- [INSTRUCTIONS FOR THE TASK] Retype the records below exactly as they appear, but leave out any pictures.

- [DATA RECORDS]
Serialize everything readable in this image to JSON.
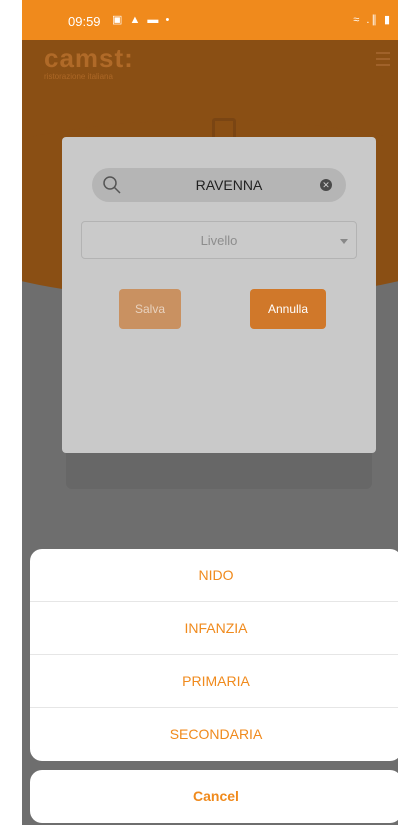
{
  "status_bar": {
    "time": "09:59",
    "notification_icons": "▣ ▲ ▬ •",
    "system_icons": "≈ .∥ ▮"
  },
  "app_header": {
    "brand": "camst:",
    "tagline": "ristorazione italiana"
  },
  "dialog": {
    "search_value": "RAVENNA",
    "level_placeholder": "Livello",
    "save_label": "Salva",
    "cancel_label": "Annulla"
  },
  "action_sheet": {
    "options": [
      {
        "label": "NIDO"
      },
      {
        "label": "INFANZIA"
      },
      {
        "label": "PRIMARIA"
      },
      {
        "label": "SECONDARIA"
      }
    ],
    "cancel_label": "Cancel"
  },
  "colors": {
    "accent": "#f08a1c",
    "header_dimmed": "#8a4f14",
    "overlay": "#6e6e6e"
  }
}
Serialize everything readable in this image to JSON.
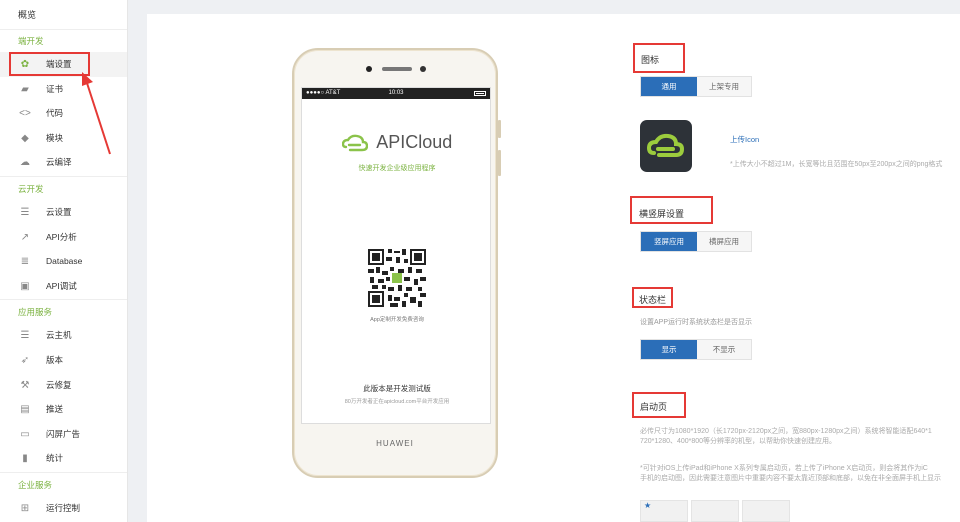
{
  "sidebar": {
    "overview": "概览",
    "sections": [
      {
        "title": "端开发",
        "items": [
          {
            "label": "端设置",
            "icon": "gear-icon",
            "active": true
          },
          {
            "label": "证书",
            "icon": "certificate-icon"
          },
          {
            "label": "代码",
            "icon": "code-icon"
          },
          {
            "label": "模块",
            "icon": "puzzle-icon"
          },
          {
            "label": "云编译",
            "icon": "cloud-icon"
          }
        ]
      },
      {
        "title": "云开发",
        "items": [
          {
            "label": "云设置",
            "icon": "sliders-icon"
          },
          {
            "label": "API分析",
            "icon": "line-chart-icon"
          },
          {
            "label": "Database",
            "icon": "database-icon"
          },
          {
            "label": "API调试",
            "icon": "debug-icon"
          }
        ]
      },
      {
        "title": "应用服务",
        "items": [
          {
            "label": "云主机",
            "icon": "server-icon"
          },
          {
            "label": "版本",
            "icon": "rocket-icon"
          },
          {
            "label": "云修复",
            "icon": "wrench-icon"
          },
          {
            "label": "推送",
            "icon": "push-icon"
          },
          {
            "label": "闪屏广告",
            "icon": "screen-icon"
          },
          {
            "label": "统计",
            "icon": "bar-chart-icon"
          }
        ]
      },
      {
        "title": "企业服务",
        "items": [
          {
            "label": "运行控制",
            "icon": "control-icon"
          }
        ]
      }
    ]
  },
  "phone": {
    "carrier": "●●●●○ AT&T",
    "time": "10:03",
    "app_name": "APICloud",
    "tagline": "快速开发企业级应用程序",
    "qr_caption": "App定制开发免费咨询",
    "dev_title": "此版本是开发测试版",
    "dev_sub": "80万开发者正在apicloud.com平台开发应用",
    "brand": "HUAWEI"
  },
  "settings": {
    "icon": {
      "title": "图标",
      "tabs": [
        "通用",
        "上架专用"
      ],
      "upload": "上传Icon",
      "hint": "*上传大小不超过1M，长宽等比且范围在50px至200px之间的png格式"
    },
    "orientation": {
      "title": "横竖屏设置",
      "tabs": [
        "竖屏应用",
        "横屏应用"
      ]
    },
    "statusbar": {
      "title": "状态栏",
      "desc": "设置APP运行时系统状态栏是否显示",
      "tabs": [
        "显示",
        "不显示"
      ]
    },
    "launch": {
      "title": "启动页",
      "hint1": "必传尺寸为1080*1920（长1720px-2120px之间，宽880px-1280px之间）系统将智能适配640*1",
      "hint2": "720*1280、400*800等分辨率的机型，以帮助你快速创建应用。",
      "hint3": "*可针对iOS上传iPad和iPhone X系列专属启动页，若上传了iPhone X启动页，则会将其作为iC",
      "hint4": "手机的启动图，因此需要注意图片中重要内容不要太靠近顶部和底部，以免在非全面屏手机上显示"
    }
  },
  "colors": {
    "accent_green": "#7cb342",
    "accent_blue": "#2b6eb8",
    "highlight_red": "#e53935"
  }
}
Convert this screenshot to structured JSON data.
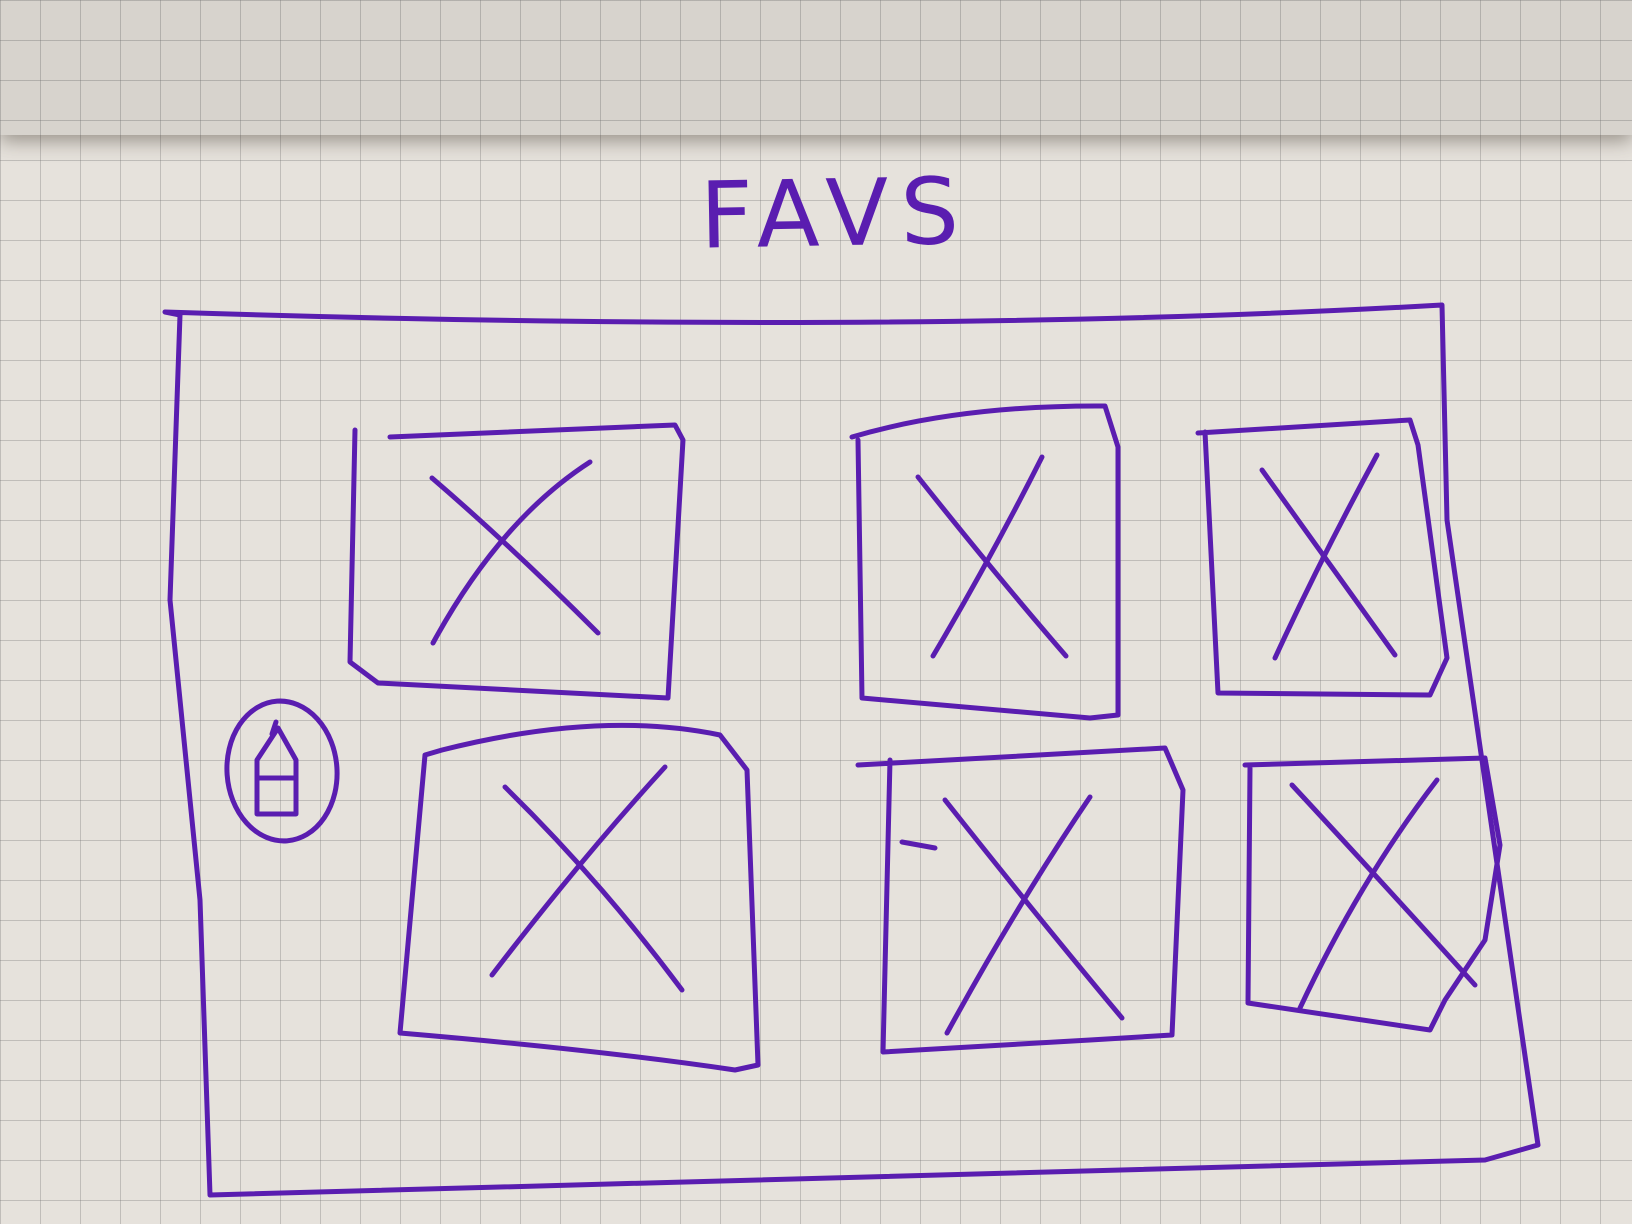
{
  "title": "FAVS",
  "pen_color": "#5a1db0",
  "home_icon": "home-icon",
  "favorites": [
    {
      "icon": "image-placeholder-icon"
    },
    {
      "icon": "image-placeholder-icon"
    },
    {
      "icon": "image-placeholder-icon"
    },
    {
      "icon": "image-placeholder-icon"
    },
    {
      "icon": "image-placeholder-icon"
    },
    {
      "icon": "image-placeholder-icon"
    }
  ]
}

- [RESPONSE TO THIS TASK]
Serialize everything readable in this image to JSON.
{
  "status_bar": {
    "time": "09:59",
    "notification_icons": "▣ ▲ ▬ •",
    "system_icons": "≈ .∥ ▮"
  },
  "app_header": {
    "brand": "camst:",
    "tagline": "ristorazione italiana"
  },
  "dialog": {
    "search_value": "RAVENNA",
    "level_placeholder": "Livello",
    "save_label": "Salva",
    "cancel_label": "Annulla"
  },
  "action_sheet": {
    "options": [
      {
        "label": "NIDO"
      },
      {
        "label": "INFANZIA"
      },
      {
        "label": "PRIMARIA"
      },
      {
        "label": "SECONDARIA"
      }
    ],
    "cancel_label": "Cancel"
  },
  "colors": {
    "accent": "#f08a1c",
    "header_dimmed": "#8a4f14",
    "overlay": "#6e6e6e"
  }
}
Serialize everything readable in this image to JSON.
{
  "sidebar": {
    "overview": "概览",
    "sections": [
      {
        "title": "端开发",
        "items": [
          {
            "label": "端设置",
            "icon": "gear-icon",
            "active": true
          },
          {
            "label": "证书",
            "icon": "certificate-icon"
          },
          {
            "label": "代码",
            "icon": "code-icon"
          },
          {
            "label": "模块",
            "icon": "puzzle-icon"
          },
          {
            "label": "云编译",
            "icon": "cloud-icon"
          }
        ]
      },
      {
        "title": "云开发",
        "items": [
          {
            "label": "云设置",
            "icon": "sliders-icon"
          },
          {
            "label": "API分析",
            "icon": "line-chart-icon"
          },
          {
            "label": "Database",
            "icon": "database-icon"
          },
          {
            "label": "API调试",
            "icon": "debug-icon"
          }
        ]
      },
      {
        "title": "应用服务",
        "items": [
          {
            "label": "云主机",
            "icon": "server-icon"
          },
          {
            "label": "版本",
            "icon": "rocket-icon"
          },
          {
            "label": "云修复",
            "icon": "wrench-icon"
          },
          {
            "label": "推送",
            "icon": "push-icon"
          },
          {
            "label": "闪屏广告",
            "icon": "screen-icon"
          },
          {
            "label": "统计",
            "icon": "bar-chart-icon"
          }
        ]
      },
      {
        "title": "企业服务",
        "items": [
          {
            "label": "运行控制",
            "icon": "control-icon"
          }
        ]
      }
    ]
  },
  "phone": {
    "carrier": "●●●●○ AT&T",
    "time": "10:03",
    "app_name": "APICloud",
    "tagline": "快速开发企业级应用程序",
    "qr_caption": "App定制开发免费咨询",
    "dev_title": "此版本是开发测试版",
    "dev_sub": "80万开发者正在apicloud.com平台开发应用",
    "brand": "HUAWEI"
  },
  "settings": {
    "icon": {
      "title": "图标",
      "tabs": [
        "通用",
        "上架专用"
      ],
      "upload": "上传Icon",
      "hint": "*上传大小不超过1M，长宽等比且范围在50px至200px之间的png格式"
    },
    "orientation": {
      "title": "横竖屏设置",
      "tabs": [
        "竖屏应用",
        "横屏应用"
      ]
    },
    "statusbar": {
      "title": "状态栏",
      "desc": "设置APP运行时系统状态栏是否显示",
      "tabs": [
        "显示",
        "不显示"
      ]
    },
    "launch": {
      "title": "启动页",
      "hint1": "必传尺寸为1080*1920（长1720px-2120px之间，宽880px-1280px之间）系统将智能适配640*1",
      "hint2": "720*1280、400*800等分辨率的机型，以帮助你快速创建应用。",
      "hint3": "*可针对iOS上传iPad和iPhone X系列专属启动页，若上传了iPhone X启动页，则会将其作为iC",
      "hint4": "手机的启动图，因此需要注意图片中重要内容不要太靠近顶部和底部，以免在非全面屏手机上显示"
    }
  },
  "colors": {
    "accent_green": "#7cb342",
    "accent_blue": "#2b6eb8",
    "highlight_red": "#e53935"
  }
}
Convert this screenshot to structured JSON data.
{
  "title": "FAVS",
  "pen_color": "#5a1db0",
  "home_icon": "home-icon",
  "favorites": [
    {
      "icon": "image-placeholder-icon"
    },
    {
      "icon": "image-placeholder-icon"
    },
    {
      "icon": "image-placeholder-icon"
    },
    {
      "icon": "image-placeholder-icon"
    },
    {
      "icon": "image-placeholder-icon"
    },
    {
      "icon": "image-placeholder-icon"
    }
  ]
}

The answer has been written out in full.